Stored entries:
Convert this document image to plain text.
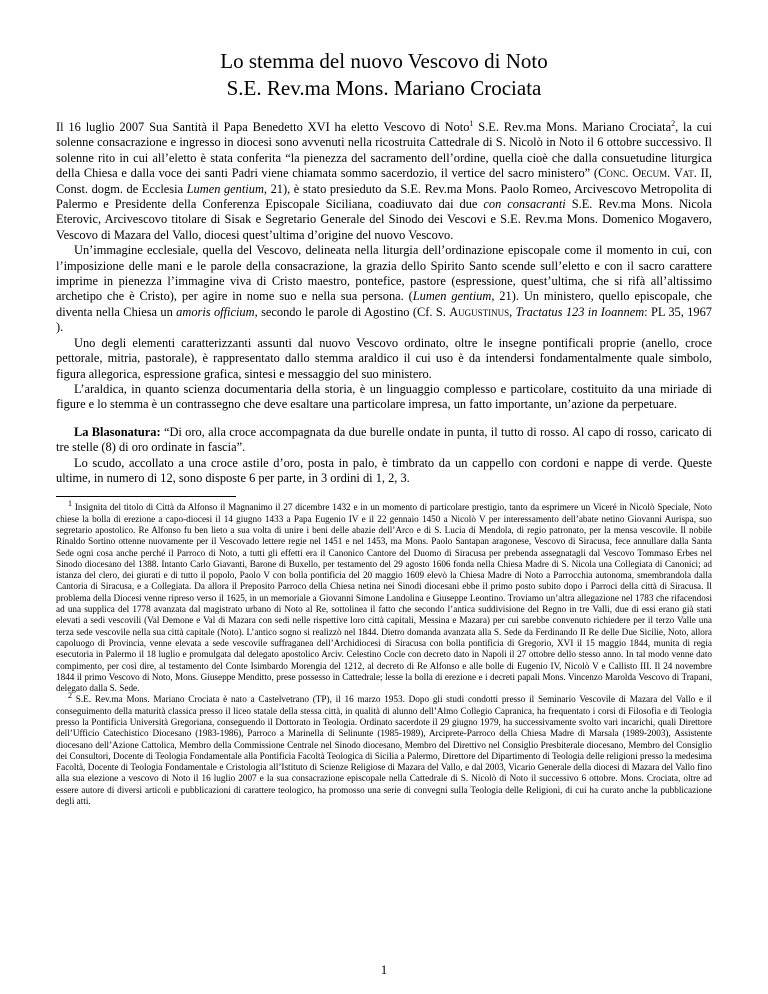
Lo stemma del nuovo Vescovo di Noto
S.E. Rev.ma Mons. Mariano Crociata

Il 16 luglio 2007 Sua Santità il Papa Benedetto XVI ha eletto Vescovo di Noto$^1$ S.E. Rev.ma Mons. Mariano Crociata$^2$, la cui solenne consacrazione e ingresso in diocesi sono avvenuti nella ricostruita Cattedrale di S. Nicolò in Noto il 6 ottobre successivo. Il solenne rito in cui all’eletto è stata conferita “la pienezza del sacramento dell’ordine, quella cioè che dalla consuetudine liturgica della Chiesa e dalla voce dei santi Padri viene chiamata sommo sacerdozio, il vertice del sacro ministero” (Conc. Oecum. Vat. II, Const. dogm. de Ecclesia Lumen gentium, 21), è stato presieduto da S.E. Rev.ma Mons. Paolo Romeo, Arcivescovo Metropolita di Palermo e Presidente della Conferenza Episcopale Siciliana, coadiuvato dai due con consacranti S.E. Rev.ma Mons. Nicola Eterovic, Arcivescovo titolare di Sisak e Segretario Generale del Sinodo dei Vescovi e S.E. Rev.ma Mons. Domenico Mogavero, Vescovo di Mazara del Vallo, diocesi quest’ultima d’origine del nuovo Vescovo.

Un’immagine ecclesiale, quella del Vescovo, delineata nella liturgia dell’ordinazione episcopale come il momento in cui, con l’imposizione delle mani e le parole della consacrazione, la grazia dello Spirito Santo scende sull’eletto e con il sacro carattere imprime in pienezza l’immagine viva di Cristo maestro, pontefice, pastore (espressione, quest’ultima, che si rifà all’altissimo archetipo che è Cristo), per agire in nome suo e nella sua persona. (Lumen gentium, 21). Un ministero, quello episcopale, che diventa nella Chiesa un amoris officium, secondo le parole di Agostino (Cf. S. Augustinus, Tractatus 123 in Ioannem: PL 35, 1967 ).

Uno degli elementi caratterizzanti assunti dal nuovo Vescovo ordinato, oltre le insegne pontificali proprie (anello, croce pettorale, mitria, pastorale), è rappresentato dallo stemma araldico il cui uso è da intendersi fondamentalmente quale simbolo, figura allegorica, espressione grafica, sintesi e messaggio del suo ministero.

L’araldica, in quanto scienza documentaria della storia, è un linguaggio complesso e particolare, costituito da una miriade di figure e lo stemma è un contrassegno che deve esaltare una particolare impresa, un fatto importante, un’azione da perpetuare.

La Blasonatura: “Di oro, alla croce accompagnata da due burelle ondate in punta, il tutto di rosso. Al capo di rosso, caricato di tre stelle (8) di oro ordinate in fascia”.

Lo scudo, accollato a una croce astile d’oro, posta in palo, è timbrato da un cappello con cordoni e nappe di verde. Queste ultime, in numero di 12, sono disposte 6 per parte, in 3 ordini di 1, 2, 3.

$^1$ Insignita del titolo di Città da Alfonso il Magnanimo il 27 dicembre 1432 e in un momento di particolare prestigio, tanto da esprimere un Viceré in Nicolò Speciale, Noto chiese la bolla di erezione a capo-diocesi il 14 giugno 1433 a Papa Eugenio IV e il 22 gennaio 1450 a Nicolò V per interessamento dell’abate netino Giovanni Aurispa, suo segretario apostolico. Re Alfonso fu ben lieto a sua volta di unire i beni delle abazie dell’Arco e di S. Lucia di Mendola, di regio patronato, per la mensa vescovile. Il nobile Rinaldo Sortino ottenne nuovamente per il Vescovado lettere regie nel 1451 e nel 1453, ma Mons. Paolo Santapan aragonese, Vescovo di Siracusa, fece annullare dalla Santa Sede ogni cosa anche perché il Parroco di Noto, a tutti gli effetti era il Canonico Cantore del Duomo di Siracusa per prebenda assegnatagli dal Vescovo Tommaso Erbes nel Sinodo diocesano del 1388. Intanto Carlo Giavanti, Barone di Buxello, per testamento del 29 agosto 1606 fonda nella Chiesa Madre di S. Nicola una Collegiata di Canonici; ad istanza del clero, dei giurati e di tutto il popolo, Paolo V con bolla pontificia del 20 maggio 1609 elevò la Chiesa Madre di Noto a Parrocchia autonoma, smembrandola dalla Cantoria di Siracusa, e a Collegiata. Da allora il Preposito Parroco della Chiesa netina nei Sinodi diocesani ebbe il primo posto subito dopo i Parroci della città di Siracusa. Il problema della Diocesi venne ripreso verso il 1625, in un memoriale a Giovanni Simone Landolina e Giuseppe Leontino. Troviamo un’altra allegazione nel 1783 che rifacendosi ad una supplica del 1778 avanzata dal magistrato urbano di Noto al Re, sottolinea il fatto che secondo l’antica suddivisione del Regno in tre Valli, due di essi erano già stati elevati a sedi vescovili (Val Demone e Val di Mazara con sedi nelle rispettive loro città capitali, Messina e Mazara) per cui sarebbe convenuto richiedere per il terzo Valle una terza sede vescovile nella sua città capitale (Noto). L’antico sogno si realizzò nel 1844. Dietro domanda avanzata alla S. Sede da Ferdinando II Re delle Due Sicilie, Noto, allora capoluogo di Provincia, venne elevata a sede vescovile suffraganea dell’Archidiocesi di Siracusa con bolla pontificia di Gregorio, XVI il 15 maggio 1844, munita di regia esecutoria in Palermo il 18 luglio e promulgata dal delegato apostolico Arciv. Celestino Cocle con decreto dato in Napoli il 27 ottobre dello stesso anno. In tal modo venne dato compimento, per così dire, al testamento del Conte Isimbardo Morengia del 1212, al decreto di Re Alfonso e alle bolle di Eugenio IV, Nicolò V e Callisto III. Il 24 novembre 1844 il primo Vescovo di Noto, Mons. Giuseppe Menditto, prese possesso in Cattedrale; lesse la bolla di erezione e i decreti papali Mons. Vincenzo Marolda Vescovo di Trapani, delegato dalla S. Sede.

$^2$ S.E. Rev.ma Mons. Mariano Crociata è nato a Castelvetrano (TP), il 16 marzo 1953. Dopo gli studi condotti presso il Seminario Vescovile di Mazara del Vallo e il conseguimento della maturità classica presso il liceo statale della stessa città, in qualità di alunno dell’Almo Collegio Capranica, ha frequentato i corsi di Filosofia e di Teologia presso la Pontificia Università Gregoriana, conseguendo il Dottorato in Teologia. Ordinato sacerdote il 29 giugno 1979, ha successivamente svolto vari incarichi, quali Direttore dell’Ufficio Catechistico Diocesano (1983-1986), Parroco a Marinella di Selinunte (1985-1989), Arciprete-Parroco della Chiesa Madre di Marsala (1989-2003), Assistente diocesano dell’Azione Cattolica, Membro della Commissione Centrale nel Sinodo diocesano, Membro del Direttivo nel Consiglio Presbiterale diocesano, Membro del Consiglio dei Consultori, Docente di Teologia Fondamentale alla Pontificia Facoltà Teologica di Sicilia a Palermo, Direttore del Dipartimento di Teologia delle religioni presso la medesima Facoltà, Docente di Teologia Fondamentale e Cristologia all’Istituto di Scienze Religiose di Mazara del Vallo, e dal 2003, Vicario Generale della diocesi di Mazara del Vallo fino alla sua elezione a vescovo di Noto il 16 luglio 2007 e la sua consacrazione episcopale nella Cattedrale di S. Nicolò di Noto il successivo 6 ottobre. Mons. Crociata, oltre ad essere autore di diversi articoli e pubblicazioni di carattere teologico, ha promosso una serie di convegni sulla Teologia delle Religioni, di cui ha curato anche la pubblicazione degli atti.

1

Task prompt: Leaving all pictures aside, quote each record exactly.

Final result:
Convert this document image to plain text.
Lo stemma del nuovo Vescovo di Noto
S.E. Rev.ma Mons. Mariano Crociata

Il 16 luglio 2007 Sua Santità il Papa Benedetto XVI ha eletto Vescovo di Noto$^1$ S.E. Rev.ma Mons. Mariano Crociata$^2$, la cui solenne consacrazione e ingresso in diocesi sono avvenuti nella ricostruita Cattedrale di S. Nicolò in Noto il 6 ottobre successivo. Il solenne rito in cui all’eletto è stata conferita “la pienezza del sacramento dell’ordine, quella cioè che dalla consuetudine liturgica della Chiesa e dalla voce dei santi Padri viene chiamata sommo sacerdozio, il vertice del sacro ministero” (Conc. Oecum. Vat. II, Const. dogm. de Ecclesia Lumen gentium, 21), è stato presieduto da S.E. Rev.ma Mons. Paolo Romeo, Arcivescovo Metropolita di Palermo e Presidente della Conferenza Episcopale Siciliana, coadiuvato dai due con consacranti S.E. Rev.ma Mons. Nicola Eterovic, Arcivescovo titolare di Sisak e Segretario Generale del Sinodo dei Vescovi e S.E. Rev.ma Mons. Domenico Mogavero, Vescovo di Mazara del Vallo, diocesi quest’ultima d’origine del nuovo Vescovo.

Un’immagine ecclesiale, quella del Vescovo, delineata nella liturgia dell’ordinazione episcopale come il momento in cui, con l’imposizione delle mani e le parole della consacrazione, la grazia dello Spirito Santo scende sull’eletto e con il sacro carattere imprime in pienezza l’immagine viva di Cristo maestro, pontefice, pastore (espressione, quest’ultima, che si rifà all’altissimo archetipo che è Cristo), per agire in nome suo e nella sua persona. (Lumen gentium, 21). Un ministero, quello episcopale, che diventa nella Chiesa un amoris officium, secondo le parole di Agostino (Cf. S. Augustinus, Tractatus 123 in Ioannem: PL 35, 1967 ).

Uno degli elementi caratterizzanti assunti dal nuovo Vescovo ordinato, oltre le insegne pontificali proprie (anello, croce pettorale, mitria, pastorale), è rappresentato dallo stemma araldico il cui uso è da intendersi fondamentalmente quale simbolo, figura allegorica, espressione grafica, sintesi e messaggio del suo ministero.

L’araldica, in quanto scienza documentaria della storia, è un linguaggio complesso e particolare, costituito da una miriade di figure e lo stemma è un contrassegno che deve esaltare una particolare impresa, un fatto importante, un’azione da perpetuare.

La Blasonatura: “Di oro, alla croce accompagnata da due burelle ondate in punta, il tutto di rosso. Al capo di rosso, caricato di tre stelle (8) di oro ordinate in fascia”.

Lo scudo, accollato a una croce astile d’oro, posta in palo, è timbrato da un cappello con cordoni e nappe di verde. Queste ultime, in numero di 12, sono disposte 6 per parte, in 3 ordini di 1, 2, 3.

$^1$ Insignita del titolo di Città da Alfonso il Magnanimo il 27 dicembre 1432 e in un momento di particolare prestigio, tanto da esprimere un Viceré in Nicolò Speciale, Noto chiese la bolla di erezione a capo-diocesi il 14 giugno 1433 a Papa Eugenio IV e il 22 gennaio 1450 a Nicolò V per interessamento dell’abate netino Giovanni Aurispa, suo segretario apostolico. Re Alfonso fu ben lieto a sua volta di unire i beni delle abazie dell’Arco e di S. Lucia di Mendola, di regio patronato, per la mensa vescovile. Il nobile Rinaldo Sortino ottenne nuovamente per il Vescovado lettere regie nel 1451 e nel 1453, ma Mons. Paolo Santapan aragonese, Vescovo di Siracusa, fece annullare dalla Santa Sede ogni cosa anche perché il Parroco di Noto, a tutti gli effetti era il Canonico Cantore del Duomo di Siracusa per prebenda assegnatagli dal Vescovo Tommaso Erbes nel Sinodo diocesano del 1388. Intanto Carlo Giavanti, Barone di Buxello, per testamento del 29 agosto 1606 fonda nella Chiesa Madre di S. Nicola una Collegiata di Canonici; ad istanza del clero, dei giurati e di tutto il popolo, Paolo V con bolla pontificia del 20 maggio 1609 elevò la Chiesa Madre di Noto a Parrocchia autonoma, smembrandola dalla Cantoria di Siracusa, e a Collegiata. Da allora il Preposito Parroco della Chiesa netina nei Sinodi diocesani ebbe il primo posto subito dopo i Parroci della città di Siracusa. Il problema della Diocesi venne ripreso verso il 1625, in un memoriale a Giovanni Simone Landolina e Giuseppe Leontino. Troviamo un’altra allegazione nel 1783 che rifacendosi ad una supplica del 1778 avanzata dal magistrato urbano di Noto al Re, sottolinea il fatto che secondo l’antica suddivisione del Regno in tre Valli, due di essi erano già stati elevati a sedi vescovili (Val Demone e Val di Mazara con sedi nelle rispettive loro città capitali, Messina e Mazara) per cui sarebbe convenuto richiedere per il terzo Valle una terza sede vescovile nella sua città capitale (Noto). L’antico sogno si realizzò nel 1844. Dietro domanda avanzata alla S. Sede da Ferdinando II Re delle Due Sicilie, Noto, allora capoluogo di Provincia, venne elevata a sede vescovile suffraganea dell’Archidiocesi di Siracusa con bolla pontificia di Gregorio, XVI il 15 maggio 1844, munita di regia esecutoria in Palermo il 18 luglio e promulgata dal delegato apostolico Arciv. Celestino Cocle con decreto dato in Napoli il 27 ottobre dello stesso anno. In tal modo venne dato compimento, per così dire, al testamento del Conte Isimbardo Morengia del 1212, al decreto di Re Alfonso e alle bolle di Eugenio IV, Nicolò V e Callisto III. Il 24 novembre 1844 il primo Vescovo di Noto, Mons. Giuseppe Menditto, prese possesso in Cattedrale; lesse la bolla di erezione e i decreti papali Mons. Vincenzo Marolda Vescovo di Trapani, delegato dalla S. Sede.

$^2$ S.E. Rev.ma Mons. Mariano Crociata è nato a Castelvetrano (TP), il 16 marzo 1953. Dopo gli studi condotti presso il Seminario Vescovile di Mazara del Vallo e il conseguimento della maturità classica presso il liceo statale della stessa città, in qualità di alunno dell’Almo Collegio Capranica, ha frequentato i corsi di Filosofia e di Teologia presso la Pontificia Università Gregoriana, conseguendo il Dottorato in Teologia. Ordinato sacerdote il 29 giugno 1979, ha successivamente svolto vari incarichi, quali Direttore dell’Ufficio Catechistico Diocesano (1983-1986), Parroco a Marinella di Selinunte (1985-1989), Arciprete-Parroco della Chiesa Madre di Marsala (1989-2003), Assistente diocesano dell’Azione Cattolica, Membro della Commissione Centrale nel Sinodo diocesano, Membro del Direttivo nel Consiglio Presbiterale diocesano, Membro del Consiglio dei Consultori, Docente di Teologia Fondamentale alla Pontificia Facoltà Teologica di Sicilia a Palermo, Direttore del Dipartimento di Teologia delle religioni presso la medesima Facoltà, Docente di Teologia Fondamentale e Cristologia all’Istituto di Scienze Religiose di Mazara del Vallo, e dal 2003, Vicario Generale della diocesi di Mazara del Vallo fino alla sua elezione a vescovo di Noto il 16 luglio 2007 e la sua consacrazione episcopale nella Cattedrale di S. Nicolò di Noto il successivo 6 ottobre. Mons. Crociata, oltre ad essere autore di diversi articoli e pubblicazioni di carattere teologico, ha promosso una serie di convegni sulla Teologia delle Religioni, di cui ha curato anche la pubblicazione degli atti.

1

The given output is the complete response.